[GOAL OF THE EXERCISE] Which lines below hold the word "鉱工業総供給指数の動向"? Copy all of them.

[MATERIAL]
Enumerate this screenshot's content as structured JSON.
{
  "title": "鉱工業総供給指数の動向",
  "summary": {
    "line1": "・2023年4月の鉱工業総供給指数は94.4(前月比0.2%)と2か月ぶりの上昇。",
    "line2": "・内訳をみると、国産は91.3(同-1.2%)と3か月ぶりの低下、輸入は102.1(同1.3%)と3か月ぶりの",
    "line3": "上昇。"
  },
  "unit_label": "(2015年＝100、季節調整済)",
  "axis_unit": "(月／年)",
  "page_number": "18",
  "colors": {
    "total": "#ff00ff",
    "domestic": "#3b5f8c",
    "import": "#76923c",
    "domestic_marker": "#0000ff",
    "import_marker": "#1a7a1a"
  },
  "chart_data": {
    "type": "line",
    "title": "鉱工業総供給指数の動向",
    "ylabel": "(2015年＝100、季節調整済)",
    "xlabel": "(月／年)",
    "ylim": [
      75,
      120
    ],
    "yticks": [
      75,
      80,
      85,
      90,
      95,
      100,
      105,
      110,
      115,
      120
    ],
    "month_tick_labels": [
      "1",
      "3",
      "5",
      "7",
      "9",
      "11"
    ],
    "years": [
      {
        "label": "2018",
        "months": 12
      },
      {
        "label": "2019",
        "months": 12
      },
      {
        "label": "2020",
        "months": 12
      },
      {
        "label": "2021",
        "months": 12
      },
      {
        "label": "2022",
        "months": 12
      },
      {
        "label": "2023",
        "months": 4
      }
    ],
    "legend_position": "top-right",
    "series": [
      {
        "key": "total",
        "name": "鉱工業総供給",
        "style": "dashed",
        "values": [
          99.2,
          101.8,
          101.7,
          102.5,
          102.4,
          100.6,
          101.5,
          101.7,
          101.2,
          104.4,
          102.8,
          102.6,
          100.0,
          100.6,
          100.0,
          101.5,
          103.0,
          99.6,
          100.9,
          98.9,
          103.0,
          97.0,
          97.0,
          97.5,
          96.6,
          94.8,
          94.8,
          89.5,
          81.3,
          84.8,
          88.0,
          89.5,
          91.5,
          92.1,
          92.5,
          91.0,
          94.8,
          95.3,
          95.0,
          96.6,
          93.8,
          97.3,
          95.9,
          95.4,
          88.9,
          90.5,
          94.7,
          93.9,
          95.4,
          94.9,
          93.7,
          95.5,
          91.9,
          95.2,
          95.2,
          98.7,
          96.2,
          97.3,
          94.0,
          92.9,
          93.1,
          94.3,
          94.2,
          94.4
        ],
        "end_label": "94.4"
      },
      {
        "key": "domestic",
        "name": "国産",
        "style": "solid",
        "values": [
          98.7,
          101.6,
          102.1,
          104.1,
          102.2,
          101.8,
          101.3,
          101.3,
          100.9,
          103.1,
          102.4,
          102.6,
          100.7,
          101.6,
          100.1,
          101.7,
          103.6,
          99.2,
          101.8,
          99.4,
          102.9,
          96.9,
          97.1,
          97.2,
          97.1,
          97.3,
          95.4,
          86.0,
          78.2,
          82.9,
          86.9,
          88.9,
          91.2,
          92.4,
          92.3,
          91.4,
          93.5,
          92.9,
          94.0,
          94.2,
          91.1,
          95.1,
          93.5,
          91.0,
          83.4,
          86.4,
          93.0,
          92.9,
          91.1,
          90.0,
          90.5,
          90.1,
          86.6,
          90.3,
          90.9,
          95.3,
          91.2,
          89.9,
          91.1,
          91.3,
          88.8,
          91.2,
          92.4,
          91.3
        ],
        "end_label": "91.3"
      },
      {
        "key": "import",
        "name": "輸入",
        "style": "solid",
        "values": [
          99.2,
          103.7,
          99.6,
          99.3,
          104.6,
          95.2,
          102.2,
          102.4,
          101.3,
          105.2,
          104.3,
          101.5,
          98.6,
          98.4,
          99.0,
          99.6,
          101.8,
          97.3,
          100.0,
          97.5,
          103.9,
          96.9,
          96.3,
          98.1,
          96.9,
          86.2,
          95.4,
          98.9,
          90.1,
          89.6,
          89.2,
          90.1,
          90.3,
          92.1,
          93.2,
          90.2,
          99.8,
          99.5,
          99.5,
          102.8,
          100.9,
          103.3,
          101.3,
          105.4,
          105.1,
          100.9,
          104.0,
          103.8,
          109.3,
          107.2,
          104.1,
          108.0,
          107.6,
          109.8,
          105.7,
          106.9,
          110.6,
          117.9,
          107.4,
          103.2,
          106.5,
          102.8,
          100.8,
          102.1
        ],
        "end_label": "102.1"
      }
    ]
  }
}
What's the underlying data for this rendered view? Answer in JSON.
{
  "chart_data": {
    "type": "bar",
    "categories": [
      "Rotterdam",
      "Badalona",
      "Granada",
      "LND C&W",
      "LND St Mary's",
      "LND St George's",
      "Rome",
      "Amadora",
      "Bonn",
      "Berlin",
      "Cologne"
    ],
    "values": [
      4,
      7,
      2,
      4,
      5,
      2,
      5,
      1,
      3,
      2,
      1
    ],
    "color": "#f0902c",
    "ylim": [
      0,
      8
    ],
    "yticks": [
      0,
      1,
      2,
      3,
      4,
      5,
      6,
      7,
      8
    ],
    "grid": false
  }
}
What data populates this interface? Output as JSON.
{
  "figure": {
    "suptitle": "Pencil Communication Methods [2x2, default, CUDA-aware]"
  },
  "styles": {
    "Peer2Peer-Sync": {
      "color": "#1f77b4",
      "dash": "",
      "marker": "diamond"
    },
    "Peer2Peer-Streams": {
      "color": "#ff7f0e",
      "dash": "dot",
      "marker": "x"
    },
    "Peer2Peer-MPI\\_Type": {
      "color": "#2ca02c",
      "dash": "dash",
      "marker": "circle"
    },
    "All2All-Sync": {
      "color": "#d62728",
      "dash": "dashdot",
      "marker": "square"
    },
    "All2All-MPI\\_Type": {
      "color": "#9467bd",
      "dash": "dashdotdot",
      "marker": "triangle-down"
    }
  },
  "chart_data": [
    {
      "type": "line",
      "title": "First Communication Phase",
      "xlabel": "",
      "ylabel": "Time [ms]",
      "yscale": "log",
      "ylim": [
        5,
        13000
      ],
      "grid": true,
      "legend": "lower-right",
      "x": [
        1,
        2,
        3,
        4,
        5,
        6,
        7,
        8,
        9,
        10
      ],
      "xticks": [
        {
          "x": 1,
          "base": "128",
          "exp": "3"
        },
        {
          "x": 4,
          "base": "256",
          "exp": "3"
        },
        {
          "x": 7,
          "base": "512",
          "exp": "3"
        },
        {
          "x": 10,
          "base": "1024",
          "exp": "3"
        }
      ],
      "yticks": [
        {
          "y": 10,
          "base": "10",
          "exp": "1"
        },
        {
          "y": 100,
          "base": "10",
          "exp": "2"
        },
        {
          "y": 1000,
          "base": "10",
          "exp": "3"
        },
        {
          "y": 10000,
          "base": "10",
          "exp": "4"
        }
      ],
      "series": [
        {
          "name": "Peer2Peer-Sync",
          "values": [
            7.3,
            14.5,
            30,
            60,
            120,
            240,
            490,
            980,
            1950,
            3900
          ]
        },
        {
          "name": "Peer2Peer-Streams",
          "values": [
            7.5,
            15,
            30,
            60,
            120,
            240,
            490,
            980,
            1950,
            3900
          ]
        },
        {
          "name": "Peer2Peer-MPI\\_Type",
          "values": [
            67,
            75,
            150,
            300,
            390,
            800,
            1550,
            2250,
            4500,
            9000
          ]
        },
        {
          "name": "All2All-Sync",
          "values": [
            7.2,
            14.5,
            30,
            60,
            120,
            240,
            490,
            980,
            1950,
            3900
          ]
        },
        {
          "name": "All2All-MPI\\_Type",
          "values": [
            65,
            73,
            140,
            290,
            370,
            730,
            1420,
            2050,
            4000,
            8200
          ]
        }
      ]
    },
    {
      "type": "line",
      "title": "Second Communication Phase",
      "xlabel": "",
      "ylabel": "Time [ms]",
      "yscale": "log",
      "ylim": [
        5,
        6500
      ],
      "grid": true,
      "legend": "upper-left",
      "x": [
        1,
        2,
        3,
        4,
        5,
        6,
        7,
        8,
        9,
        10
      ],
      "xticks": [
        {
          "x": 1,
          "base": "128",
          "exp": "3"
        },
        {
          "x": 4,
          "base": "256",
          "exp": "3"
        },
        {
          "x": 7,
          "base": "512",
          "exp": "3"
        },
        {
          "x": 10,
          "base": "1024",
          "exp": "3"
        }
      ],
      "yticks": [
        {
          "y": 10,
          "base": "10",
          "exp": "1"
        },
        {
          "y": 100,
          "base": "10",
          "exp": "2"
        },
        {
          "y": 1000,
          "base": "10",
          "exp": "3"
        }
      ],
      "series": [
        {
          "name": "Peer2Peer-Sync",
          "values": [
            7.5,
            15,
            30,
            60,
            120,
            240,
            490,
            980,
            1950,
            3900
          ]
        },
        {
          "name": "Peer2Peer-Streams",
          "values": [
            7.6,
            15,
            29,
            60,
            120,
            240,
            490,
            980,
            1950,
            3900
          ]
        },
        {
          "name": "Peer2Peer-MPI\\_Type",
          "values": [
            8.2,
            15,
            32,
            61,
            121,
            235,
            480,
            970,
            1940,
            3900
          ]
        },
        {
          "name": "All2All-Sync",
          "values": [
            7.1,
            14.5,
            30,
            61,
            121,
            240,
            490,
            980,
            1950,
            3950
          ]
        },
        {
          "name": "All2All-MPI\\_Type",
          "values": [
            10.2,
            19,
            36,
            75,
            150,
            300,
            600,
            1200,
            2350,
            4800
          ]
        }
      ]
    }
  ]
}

[RESPONSE TO THIS EXERCISE]
  "title": "鉱工業総供給指数の動向",
    "title": "鉱工業総供給指数の動向",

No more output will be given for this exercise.